# [What you have to do]
Reproduce the passage of the Judge Dredd review between "Trying to read" and "at the seaside).", inclusive.

# [Selected excerpt]
Carlos EzquerraJohn Wagner2000 ADJudge Dredd
Judge Dredd: The Mega Collection 36: The Apocalypse War
Medium: comic
Year: 1981
Writer: John Wagner, Alan Grant
Artist: Carlos Ezquerra, Mick McMahon, Steve Dillon, Brian Bolland, Ron Smith
Country: UK
Keywords: 2000 AD, Judge Dredd
Format: 2015 collection
Website category: Comics UK
Review date: 26 March 2022
Even forty years later, it's still one of Judge Dredd's most famous epics. Including its prequel, Block Mania, it's a breathless monster of a story that lasted most of a year and reduced much of Mega-City One to nuclear rubble. It's a war story. Not just a big fight, but an actual war, told from beginning to end. East-Meg One invades, killing 150 million people in the opening bombardment alone. Ultimately, Dredd wins by nuking East-Meg One and half a billion people.
As a Judge Dredd story, it's also a bit odd.
The thing about war epics is that they're liable to feel a bit impersonal. We're seeing the movement of entire countries, not of individual people. It's also possible to tell intimate war stories, of course, but even so, to me, this story arc feels a bit... mind-numbing. (I nearly said "stupid".) It's so huge that it's sometimes hard to connect with. Block Mania can be a bit dull, although it improves when Orlok the Assassin appears to make things personal. Then, after that, The Apocalypse War is obviously the story of that war. It's breathtaking in its scale and matter-of-fact mega-kills. It's riveting. It's got suicide missions, street battles and the execution of collaborators.
Its Sov villains can be shocking. The alternate dimension Earth that's nuked by the Apocalypse Warp... YOU UTTER BASTARDS. (At the time of publication, incidentally, the USSR was still very much alive and kicking. They'd just invaded Afghanistan. Gorbachev and glasnost were still five years in the future.)
Trying to read the whole epic all at once, though, is slightly hard work. It does well at keeping the story thrilling and Dredd-centric, but the story being told is bigger than individuals. Even the battles are slightly impersonal. It's not Judge vs. Judge, but instead Dredd leading a resistance force against the East-Meg Rad-Sweepers (tanks) and Karpov MF7 Sentenoids (tubby robot walkers that look like something you'd find under a rock at the seaside).

[Collection entries]
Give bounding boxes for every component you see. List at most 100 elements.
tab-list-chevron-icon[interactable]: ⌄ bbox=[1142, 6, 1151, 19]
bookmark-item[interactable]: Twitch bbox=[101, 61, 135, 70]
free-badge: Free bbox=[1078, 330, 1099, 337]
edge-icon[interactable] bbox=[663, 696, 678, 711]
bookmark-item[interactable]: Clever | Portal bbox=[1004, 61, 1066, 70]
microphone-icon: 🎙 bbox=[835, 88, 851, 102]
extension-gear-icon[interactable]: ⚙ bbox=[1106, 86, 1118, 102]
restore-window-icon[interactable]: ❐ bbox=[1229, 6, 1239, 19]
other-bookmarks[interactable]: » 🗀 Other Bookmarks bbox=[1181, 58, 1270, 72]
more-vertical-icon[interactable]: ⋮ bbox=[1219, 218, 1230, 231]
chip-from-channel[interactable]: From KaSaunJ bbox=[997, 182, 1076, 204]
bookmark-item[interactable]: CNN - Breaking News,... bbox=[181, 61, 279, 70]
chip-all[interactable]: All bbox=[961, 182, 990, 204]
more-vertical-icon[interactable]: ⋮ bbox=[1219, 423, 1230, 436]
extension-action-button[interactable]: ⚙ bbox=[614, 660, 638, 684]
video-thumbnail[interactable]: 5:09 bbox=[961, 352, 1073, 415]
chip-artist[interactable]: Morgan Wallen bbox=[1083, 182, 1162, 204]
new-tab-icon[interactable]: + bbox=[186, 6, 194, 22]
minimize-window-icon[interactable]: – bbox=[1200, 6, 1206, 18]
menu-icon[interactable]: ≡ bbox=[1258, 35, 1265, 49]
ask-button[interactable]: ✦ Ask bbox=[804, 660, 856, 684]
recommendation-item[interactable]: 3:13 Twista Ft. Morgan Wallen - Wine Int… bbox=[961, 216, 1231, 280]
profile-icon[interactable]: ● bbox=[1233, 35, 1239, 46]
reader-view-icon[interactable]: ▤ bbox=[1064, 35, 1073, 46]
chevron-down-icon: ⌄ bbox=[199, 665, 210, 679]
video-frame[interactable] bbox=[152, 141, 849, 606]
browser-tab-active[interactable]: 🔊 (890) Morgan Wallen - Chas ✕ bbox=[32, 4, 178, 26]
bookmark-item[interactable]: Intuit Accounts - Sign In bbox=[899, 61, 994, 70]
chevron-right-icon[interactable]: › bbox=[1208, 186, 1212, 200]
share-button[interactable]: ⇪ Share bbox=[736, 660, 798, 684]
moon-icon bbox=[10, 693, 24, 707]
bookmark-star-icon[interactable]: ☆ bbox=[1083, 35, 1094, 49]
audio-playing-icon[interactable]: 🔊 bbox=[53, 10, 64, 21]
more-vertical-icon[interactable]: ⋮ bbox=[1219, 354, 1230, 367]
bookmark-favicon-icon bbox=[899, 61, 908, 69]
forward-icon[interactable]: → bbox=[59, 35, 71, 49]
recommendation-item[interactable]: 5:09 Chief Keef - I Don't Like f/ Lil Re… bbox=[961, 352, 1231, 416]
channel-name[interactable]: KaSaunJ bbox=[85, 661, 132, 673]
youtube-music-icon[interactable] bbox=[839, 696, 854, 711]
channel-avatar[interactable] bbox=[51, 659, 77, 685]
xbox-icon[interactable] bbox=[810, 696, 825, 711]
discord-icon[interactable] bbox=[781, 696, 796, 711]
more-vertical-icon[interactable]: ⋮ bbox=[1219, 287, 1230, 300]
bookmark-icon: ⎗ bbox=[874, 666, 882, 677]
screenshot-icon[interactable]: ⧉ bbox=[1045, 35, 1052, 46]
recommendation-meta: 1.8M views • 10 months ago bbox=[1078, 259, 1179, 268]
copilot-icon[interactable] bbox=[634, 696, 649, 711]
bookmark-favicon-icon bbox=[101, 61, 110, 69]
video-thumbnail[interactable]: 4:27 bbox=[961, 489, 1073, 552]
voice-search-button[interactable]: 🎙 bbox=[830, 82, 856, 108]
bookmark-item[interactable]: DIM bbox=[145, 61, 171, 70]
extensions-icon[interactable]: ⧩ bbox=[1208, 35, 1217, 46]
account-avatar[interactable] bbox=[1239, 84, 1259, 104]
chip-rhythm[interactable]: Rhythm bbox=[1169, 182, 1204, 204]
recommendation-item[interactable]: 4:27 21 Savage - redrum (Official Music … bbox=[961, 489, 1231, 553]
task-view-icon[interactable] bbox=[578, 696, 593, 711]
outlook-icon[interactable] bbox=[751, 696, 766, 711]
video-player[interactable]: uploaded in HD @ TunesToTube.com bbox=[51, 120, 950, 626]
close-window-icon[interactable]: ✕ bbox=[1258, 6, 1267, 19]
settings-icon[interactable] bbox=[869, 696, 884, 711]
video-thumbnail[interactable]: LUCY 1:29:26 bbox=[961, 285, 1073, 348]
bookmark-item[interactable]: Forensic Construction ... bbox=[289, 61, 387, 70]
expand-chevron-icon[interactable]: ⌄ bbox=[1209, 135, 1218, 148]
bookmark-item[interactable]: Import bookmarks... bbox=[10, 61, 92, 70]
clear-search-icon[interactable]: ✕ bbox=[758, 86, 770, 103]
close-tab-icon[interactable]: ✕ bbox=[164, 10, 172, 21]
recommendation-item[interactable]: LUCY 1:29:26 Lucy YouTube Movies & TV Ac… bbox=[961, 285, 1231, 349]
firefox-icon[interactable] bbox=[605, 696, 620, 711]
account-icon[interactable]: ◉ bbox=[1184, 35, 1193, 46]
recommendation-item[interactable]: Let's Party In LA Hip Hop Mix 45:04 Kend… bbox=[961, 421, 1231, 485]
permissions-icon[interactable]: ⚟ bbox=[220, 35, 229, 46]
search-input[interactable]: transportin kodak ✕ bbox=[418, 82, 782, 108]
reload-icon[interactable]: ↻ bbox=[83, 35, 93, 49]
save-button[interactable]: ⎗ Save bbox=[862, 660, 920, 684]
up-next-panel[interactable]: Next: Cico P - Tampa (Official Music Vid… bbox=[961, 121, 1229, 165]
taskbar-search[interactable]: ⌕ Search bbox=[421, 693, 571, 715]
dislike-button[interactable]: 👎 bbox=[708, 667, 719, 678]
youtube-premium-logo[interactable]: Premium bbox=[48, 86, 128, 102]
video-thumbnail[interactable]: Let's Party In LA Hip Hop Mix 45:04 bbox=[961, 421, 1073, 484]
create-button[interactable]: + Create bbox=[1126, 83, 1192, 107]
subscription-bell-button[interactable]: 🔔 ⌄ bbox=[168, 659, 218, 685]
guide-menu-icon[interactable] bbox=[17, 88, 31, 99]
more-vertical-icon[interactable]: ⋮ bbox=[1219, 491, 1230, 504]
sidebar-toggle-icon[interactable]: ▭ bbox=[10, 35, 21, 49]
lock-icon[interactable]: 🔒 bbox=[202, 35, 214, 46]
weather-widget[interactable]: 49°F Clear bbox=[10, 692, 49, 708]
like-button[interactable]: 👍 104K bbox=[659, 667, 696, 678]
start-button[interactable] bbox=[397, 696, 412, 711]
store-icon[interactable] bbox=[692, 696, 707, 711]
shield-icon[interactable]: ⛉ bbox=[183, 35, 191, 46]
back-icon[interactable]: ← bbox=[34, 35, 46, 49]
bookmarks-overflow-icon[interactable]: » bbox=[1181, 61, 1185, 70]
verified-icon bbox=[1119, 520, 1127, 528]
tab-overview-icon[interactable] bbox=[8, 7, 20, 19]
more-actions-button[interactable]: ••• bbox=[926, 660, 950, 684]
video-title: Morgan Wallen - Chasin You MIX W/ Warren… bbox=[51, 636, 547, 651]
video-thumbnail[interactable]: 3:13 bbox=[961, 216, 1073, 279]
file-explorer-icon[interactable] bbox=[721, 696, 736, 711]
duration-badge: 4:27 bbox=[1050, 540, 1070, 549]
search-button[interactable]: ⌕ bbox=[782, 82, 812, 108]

# [Final answer]
Trying to read the whole epic all at once, though, is slightly hard work. It does well at keeping the story thrilling and Dredd-centric, but the story being told is bigger than individuals. Even the battles are slightly impersonal. It's not Judge vs. Judge, but instead Dredd leading a resistance force against the East-Meg Rad-Sweepers (tanks) and Karpov MF7 Sentenoids (tubby robot walkers that look like something you'd find under a rock at the seaside).